SHORT TASK: Copy every line that contains the string "stavba" from the entries below.

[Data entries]
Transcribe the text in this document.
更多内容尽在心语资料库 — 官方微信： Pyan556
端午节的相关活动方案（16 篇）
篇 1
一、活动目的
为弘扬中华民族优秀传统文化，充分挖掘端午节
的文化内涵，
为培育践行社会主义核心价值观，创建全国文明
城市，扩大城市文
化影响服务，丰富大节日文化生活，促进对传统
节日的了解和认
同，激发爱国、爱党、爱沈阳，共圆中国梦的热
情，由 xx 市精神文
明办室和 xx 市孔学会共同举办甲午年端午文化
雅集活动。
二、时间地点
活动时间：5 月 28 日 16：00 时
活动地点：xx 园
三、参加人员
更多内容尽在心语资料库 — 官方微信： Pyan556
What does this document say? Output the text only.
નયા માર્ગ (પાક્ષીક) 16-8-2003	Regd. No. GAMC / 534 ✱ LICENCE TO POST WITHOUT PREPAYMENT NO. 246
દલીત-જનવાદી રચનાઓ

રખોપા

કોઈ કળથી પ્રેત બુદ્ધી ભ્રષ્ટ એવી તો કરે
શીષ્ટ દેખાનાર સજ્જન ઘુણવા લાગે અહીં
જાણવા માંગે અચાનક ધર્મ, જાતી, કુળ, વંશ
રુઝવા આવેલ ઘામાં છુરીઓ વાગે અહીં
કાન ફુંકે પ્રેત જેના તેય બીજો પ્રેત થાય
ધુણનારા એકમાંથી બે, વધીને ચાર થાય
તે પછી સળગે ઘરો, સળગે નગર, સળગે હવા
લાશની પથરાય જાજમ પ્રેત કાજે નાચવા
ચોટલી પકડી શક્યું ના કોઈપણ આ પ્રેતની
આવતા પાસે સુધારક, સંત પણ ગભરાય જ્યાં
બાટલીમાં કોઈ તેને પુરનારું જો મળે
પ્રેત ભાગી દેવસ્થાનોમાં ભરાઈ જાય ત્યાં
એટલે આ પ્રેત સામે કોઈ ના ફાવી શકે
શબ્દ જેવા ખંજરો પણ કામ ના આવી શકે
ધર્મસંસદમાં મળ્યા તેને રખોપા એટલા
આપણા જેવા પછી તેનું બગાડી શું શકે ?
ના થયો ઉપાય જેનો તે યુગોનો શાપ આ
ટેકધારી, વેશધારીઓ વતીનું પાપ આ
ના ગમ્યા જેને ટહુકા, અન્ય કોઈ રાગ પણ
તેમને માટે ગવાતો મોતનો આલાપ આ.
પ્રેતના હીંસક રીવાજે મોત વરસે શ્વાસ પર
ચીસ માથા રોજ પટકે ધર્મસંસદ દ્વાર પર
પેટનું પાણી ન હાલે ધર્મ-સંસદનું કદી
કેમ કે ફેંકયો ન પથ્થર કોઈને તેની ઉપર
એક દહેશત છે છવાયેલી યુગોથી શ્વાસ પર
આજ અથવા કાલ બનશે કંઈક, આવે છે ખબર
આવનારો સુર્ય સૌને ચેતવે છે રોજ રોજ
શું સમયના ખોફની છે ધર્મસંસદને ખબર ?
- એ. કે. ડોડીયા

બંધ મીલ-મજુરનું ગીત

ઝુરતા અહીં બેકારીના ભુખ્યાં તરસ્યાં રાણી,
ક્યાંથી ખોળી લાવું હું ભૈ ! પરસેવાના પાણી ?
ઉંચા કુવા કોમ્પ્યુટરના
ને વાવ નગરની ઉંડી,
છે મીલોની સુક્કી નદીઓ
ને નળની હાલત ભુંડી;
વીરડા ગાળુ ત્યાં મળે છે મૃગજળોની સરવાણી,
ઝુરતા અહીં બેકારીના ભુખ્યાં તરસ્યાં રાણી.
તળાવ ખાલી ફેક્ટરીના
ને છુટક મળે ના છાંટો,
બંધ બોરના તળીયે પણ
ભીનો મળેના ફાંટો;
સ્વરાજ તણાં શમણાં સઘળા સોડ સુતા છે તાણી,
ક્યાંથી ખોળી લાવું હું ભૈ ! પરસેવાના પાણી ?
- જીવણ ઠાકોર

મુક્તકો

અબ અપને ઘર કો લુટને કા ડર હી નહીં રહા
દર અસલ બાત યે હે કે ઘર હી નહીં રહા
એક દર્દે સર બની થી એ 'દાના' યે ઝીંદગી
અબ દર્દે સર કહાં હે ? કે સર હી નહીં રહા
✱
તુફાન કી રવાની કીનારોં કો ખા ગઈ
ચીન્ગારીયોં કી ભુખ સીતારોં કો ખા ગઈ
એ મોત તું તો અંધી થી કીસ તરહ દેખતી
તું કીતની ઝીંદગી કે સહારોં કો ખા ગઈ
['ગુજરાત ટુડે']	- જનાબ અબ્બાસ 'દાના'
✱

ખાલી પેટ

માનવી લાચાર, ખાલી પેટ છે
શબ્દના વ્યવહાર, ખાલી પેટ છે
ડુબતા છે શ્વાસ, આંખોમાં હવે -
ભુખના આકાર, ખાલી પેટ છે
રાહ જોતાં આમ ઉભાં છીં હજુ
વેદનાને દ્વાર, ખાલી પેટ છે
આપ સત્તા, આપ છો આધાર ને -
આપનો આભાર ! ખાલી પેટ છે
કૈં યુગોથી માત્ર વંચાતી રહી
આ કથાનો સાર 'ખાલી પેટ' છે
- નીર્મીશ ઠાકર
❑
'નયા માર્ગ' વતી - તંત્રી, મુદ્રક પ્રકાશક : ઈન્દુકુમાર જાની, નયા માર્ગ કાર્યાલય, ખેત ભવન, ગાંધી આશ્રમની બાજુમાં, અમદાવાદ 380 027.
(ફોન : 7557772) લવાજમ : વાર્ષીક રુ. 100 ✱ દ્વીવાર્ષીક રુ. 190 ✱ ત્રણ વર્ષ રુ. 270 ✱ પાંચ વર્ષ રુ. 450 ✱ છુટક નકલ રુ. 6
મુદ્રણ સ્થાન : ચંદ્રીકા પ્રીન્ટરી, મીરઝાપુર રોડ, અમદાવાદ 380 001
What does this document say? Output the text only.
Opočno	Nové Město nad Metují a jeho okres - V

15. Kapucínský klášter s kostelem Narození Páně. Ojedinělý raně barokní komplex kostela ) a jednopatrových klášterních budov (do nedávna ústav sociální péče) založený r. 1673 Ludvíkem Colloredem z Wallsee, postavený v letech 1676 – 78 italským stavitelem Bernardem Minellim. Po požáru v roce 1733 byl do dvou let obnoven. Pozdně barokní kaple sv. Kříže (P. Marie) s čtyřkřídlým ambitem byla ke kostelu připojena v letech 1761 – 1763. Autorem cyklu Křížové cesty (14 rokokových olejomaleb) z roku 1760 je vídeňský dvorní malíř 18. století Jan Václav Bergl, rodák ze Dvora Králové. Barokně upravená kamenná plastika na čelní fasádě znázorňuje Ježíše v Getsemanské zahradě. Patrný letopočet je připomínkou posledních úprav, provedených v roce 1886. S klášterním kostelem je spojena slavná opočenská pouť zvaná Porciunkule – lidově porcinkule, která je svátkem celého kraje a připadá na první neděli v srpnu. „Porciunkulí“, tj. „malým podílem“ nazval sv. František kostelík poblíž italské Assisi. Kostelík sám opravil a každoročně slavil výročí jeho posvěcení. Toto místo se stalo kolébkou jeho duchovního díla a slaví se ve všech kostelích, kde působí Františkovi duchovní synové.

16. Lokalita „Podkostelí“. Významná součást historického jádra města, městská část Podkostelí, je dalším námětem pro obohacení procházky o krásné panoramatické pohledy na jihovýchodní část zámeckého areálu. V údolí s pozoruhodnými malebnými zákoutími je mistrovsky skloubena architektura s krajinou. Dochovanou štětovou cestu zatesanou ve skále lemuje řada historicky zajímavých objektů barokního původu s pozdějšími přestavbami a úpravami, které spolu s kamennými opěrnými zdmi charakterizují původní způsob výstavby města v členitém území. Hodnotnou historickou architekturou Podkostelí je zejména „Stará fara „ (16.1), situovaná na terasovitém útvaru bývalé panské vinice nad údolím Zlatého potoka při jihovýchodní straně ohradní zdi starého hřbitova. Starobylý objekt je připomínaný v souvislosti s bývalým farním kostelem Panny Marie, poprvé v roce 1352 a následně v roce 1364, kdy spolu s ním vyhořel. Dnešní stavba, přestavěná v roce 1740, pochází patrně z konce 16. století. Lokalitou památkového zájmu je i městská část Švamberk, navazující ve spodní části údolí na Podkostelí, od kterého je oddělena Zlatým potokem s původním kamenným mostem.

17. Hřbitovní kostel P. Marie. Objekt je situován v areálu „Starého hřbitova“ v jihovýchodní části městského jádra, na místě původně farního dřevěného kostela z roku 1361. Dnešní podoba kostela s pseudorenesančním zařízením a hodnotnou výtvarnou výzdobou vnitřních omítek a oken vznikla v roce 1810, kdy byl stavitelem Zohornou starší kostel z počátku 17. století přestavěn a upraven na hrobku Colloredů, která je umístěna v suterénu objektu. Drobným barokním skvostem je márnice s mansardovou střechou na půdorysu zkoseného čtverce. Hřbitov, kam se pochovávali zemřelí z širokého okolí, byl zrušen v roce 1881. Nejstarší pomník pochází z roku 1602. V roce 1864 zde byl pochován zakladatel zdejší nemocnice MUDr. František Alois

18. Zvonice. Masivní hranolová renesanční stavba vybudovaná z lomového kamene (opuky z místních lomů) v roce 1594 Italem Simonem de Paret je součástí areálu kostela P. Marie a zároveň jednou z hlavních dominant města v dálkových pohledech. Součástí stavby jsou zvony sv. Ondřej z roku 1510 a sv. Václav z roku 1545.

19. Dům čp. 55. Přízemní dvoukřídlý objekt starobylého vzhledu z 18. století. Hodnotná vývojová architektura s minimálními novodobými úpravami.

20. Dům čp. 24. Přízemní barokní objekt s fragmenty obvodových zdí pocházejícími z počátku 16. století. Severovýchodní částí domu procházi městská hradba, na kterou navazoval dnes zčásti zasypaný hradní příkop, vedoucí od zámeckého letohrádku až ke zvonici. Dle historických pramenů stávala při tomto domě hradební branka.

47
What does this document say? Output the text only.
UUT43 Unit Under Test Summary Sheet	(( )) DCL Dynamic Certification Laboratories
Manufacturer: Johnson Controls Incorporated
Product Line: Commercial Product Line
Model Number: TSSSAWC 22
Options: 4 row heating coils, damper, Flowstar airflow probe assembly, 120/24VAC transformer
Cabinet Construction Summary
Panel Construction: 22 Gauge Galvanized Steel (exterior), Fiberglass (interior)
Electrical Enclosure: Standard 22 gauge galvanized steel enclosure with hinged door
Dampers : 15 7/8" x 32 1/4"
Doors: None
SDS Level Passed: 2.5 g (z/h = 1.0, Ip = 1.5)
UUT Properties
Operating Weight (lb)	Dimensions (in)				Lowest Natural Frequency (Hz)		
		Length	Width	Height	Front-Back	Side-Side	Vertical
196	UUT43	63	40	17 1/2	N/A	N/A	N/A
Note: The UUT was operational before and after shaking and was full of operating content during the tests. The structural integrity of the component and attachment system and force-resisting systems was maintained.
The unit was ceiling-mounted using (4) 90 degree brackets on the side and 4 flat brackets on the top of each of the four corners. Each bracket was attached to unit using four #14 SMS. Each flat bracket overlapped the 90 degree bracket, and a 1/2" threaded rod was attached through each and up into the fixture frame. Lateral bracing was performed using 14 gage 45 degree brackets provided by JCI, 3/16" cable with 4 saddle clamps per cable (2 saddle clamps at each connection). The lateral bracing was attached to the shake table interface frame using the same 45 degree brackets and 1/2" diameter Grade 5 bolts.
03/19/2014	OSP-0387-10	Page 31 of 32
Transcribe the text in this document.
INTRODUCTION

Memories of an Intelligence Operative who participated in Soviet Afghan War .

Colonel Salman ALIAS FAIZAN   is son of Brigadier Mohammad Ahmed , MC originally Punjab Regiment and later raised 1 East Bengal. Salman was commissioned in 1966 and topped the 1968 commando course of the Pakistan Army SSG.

COMPLETE ANSWER:
16. Lokalita „Podkostelí“. Významná součást historického jádra města, městská část Podkostelí, je dalším námětem pro obohacení procházky o krásné panoramatické pohledy na jihovýchodní část zámeckého areálu. V údolí s pozoruhodnými malebnými zákoutími je mistrovsky skloubena architektura s krajinou. Dochovanou štětovou cestu zatesanou ve skále lemuje řada historicky zajímavých objektů barokního původu s pozdějšími přestavbami a úpravami, které spolu s kamennými opěrnými zdmi charakterizují původní způsob výstavby města v členitém území. Hodnotnou historickou architekturou Podkostelí je zejména „Stará fara „ (16.1), situovaná na terasovitém útvaru bývalé panské vinice nad údolím Zlatého potoka při jihovýchodní straně ohradní zdi starého hřbitova. Starobylý objekt je připomínaný v souvislosti s bývalým farním kostelem Panny Marie, poprvé v roce 1352 a následně v roce 1364, kdy spolu s ním vyhořel. Dnešní stavba, přestavěná v roce 1740, pochází patrně z konce 16. století. Lokalitou památkového zájmu je i městská část Švamberk, navazující ve spodní části údolí na Podkostelí, od kterého je oddělena Zlatým potokem s původním kamenným mostem.
18. Zvonice. Masivní hranolová renesanční stavba vybudovaná z lomového kamene (opuky z místních lomů) v roce 1594 Italem Simonem de Paret je součástí areálu kostela P. Marie a zároveň jednou z hlavních dominant města v dálkových pohledech. Součástí stavby jsou zvony sv. Ondřej z roku 1510 a sv. Václav z roku 1545.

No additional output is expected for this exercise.